━━━ Input data
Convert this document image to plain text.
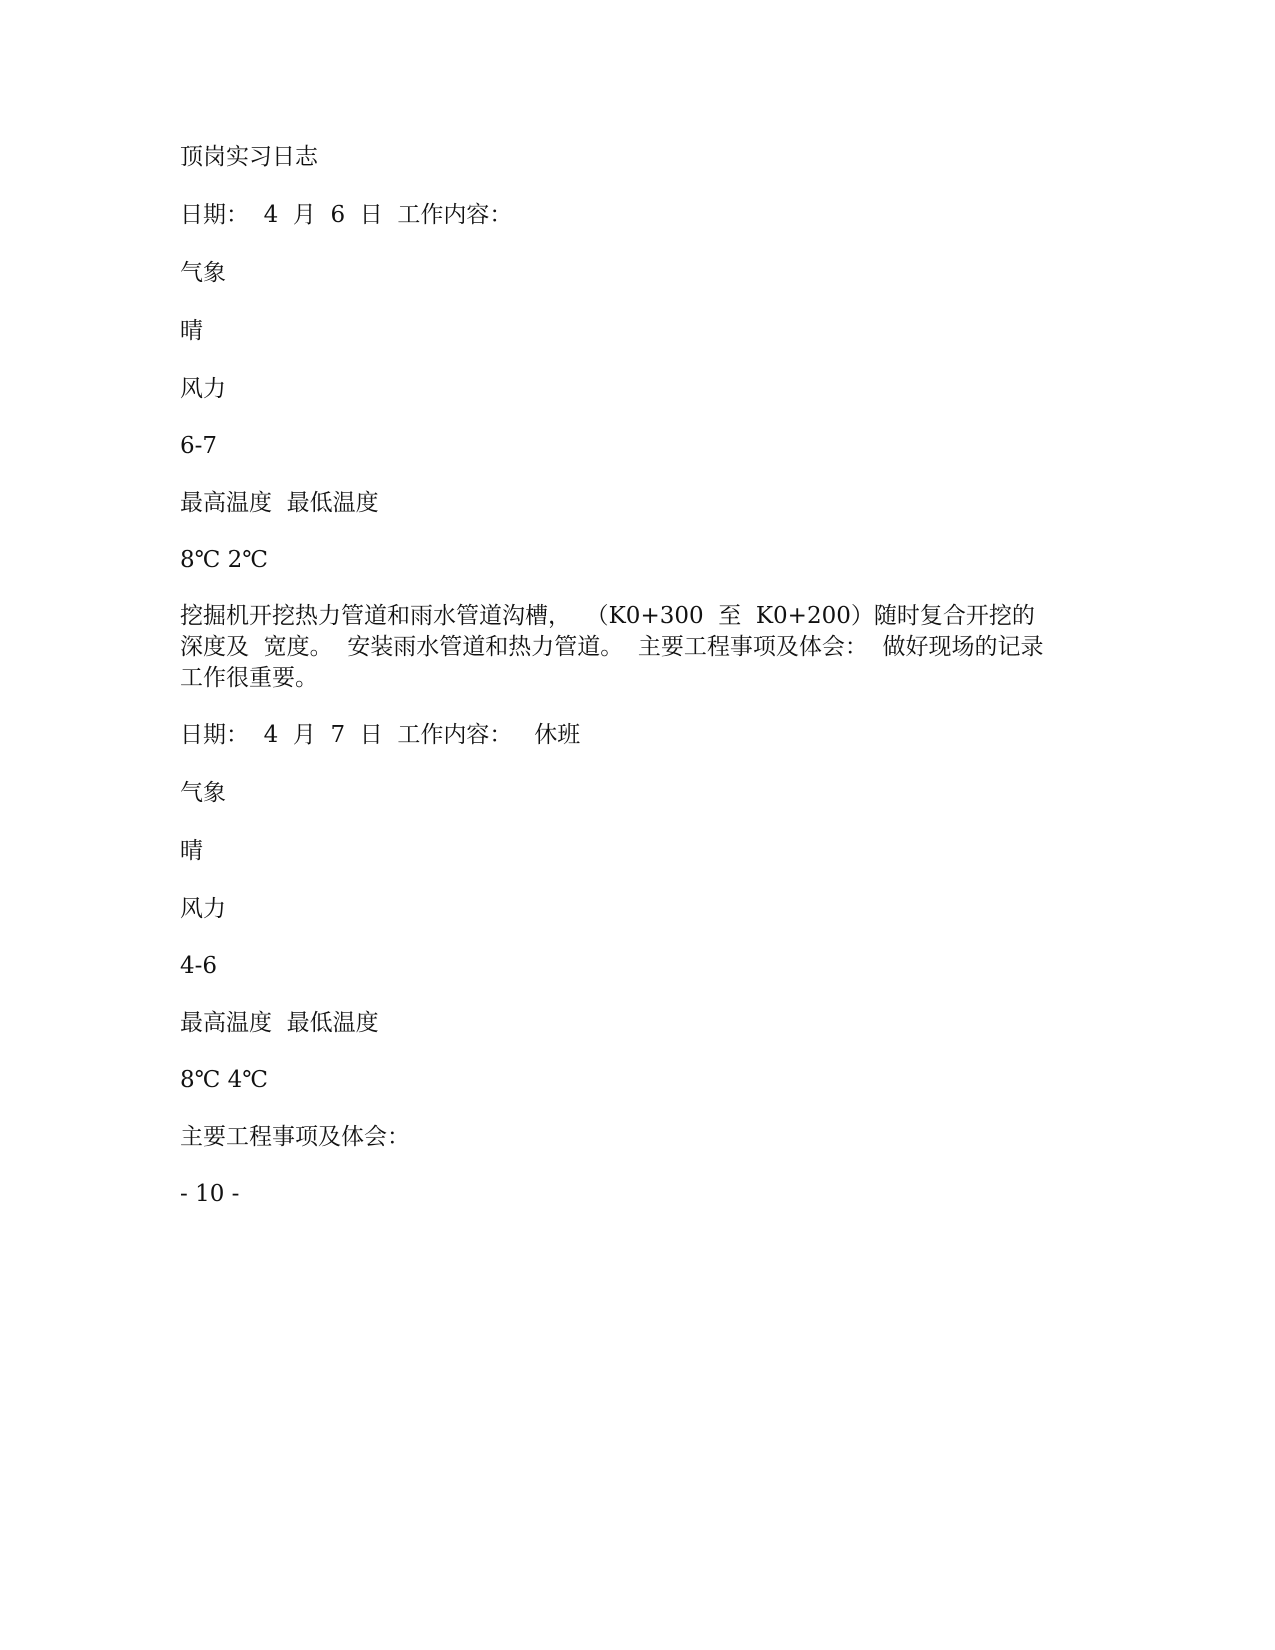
顶岗实习日志
日期：  4  月  6  日  工作内容：
气象
晴
风力
6-7
最高温度  最低温度
8℃ 2℃
挖掘机开挖热力管道和雨水管道沟槽，  （K0+300  至  K0+200）随时复合开挖的深度及  宽度。  安装雨水管道和热力管道。  主要工程事项及体会：  做好现场的记录工作很重要。
日期：  4  月  7  日  工作内容：   休班
气象
晴
风力
4-6
最高温度  最低温度
8℃ 4℃
主要工程事项及体会：
- 10 -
━━━━━━
Your goal
The data should be printed again unchanged; leave its pictures out.

Finished task
Convert this document image to plain text.
顶岗实习日志
日期：  4  月  6  日  工作内容：
气象
晴
风力
6-7
最高温度  最低温度
8℃ 2℃
挖掘机开挖热力管道和雨水管道沟槽，  （K0+300  至  K0+200）随时复合开挖的深度及  宽度。  安装雨水管道和热力管道。  主要工程事项及体会：  做好现场的记录工作很重要。
日期：  4  月  7  日  工作内容：   休班
气象
晴
风力
4-6
最高温度  最低温度
8℃ 4℃
主要工程事项及体会：
- 10 -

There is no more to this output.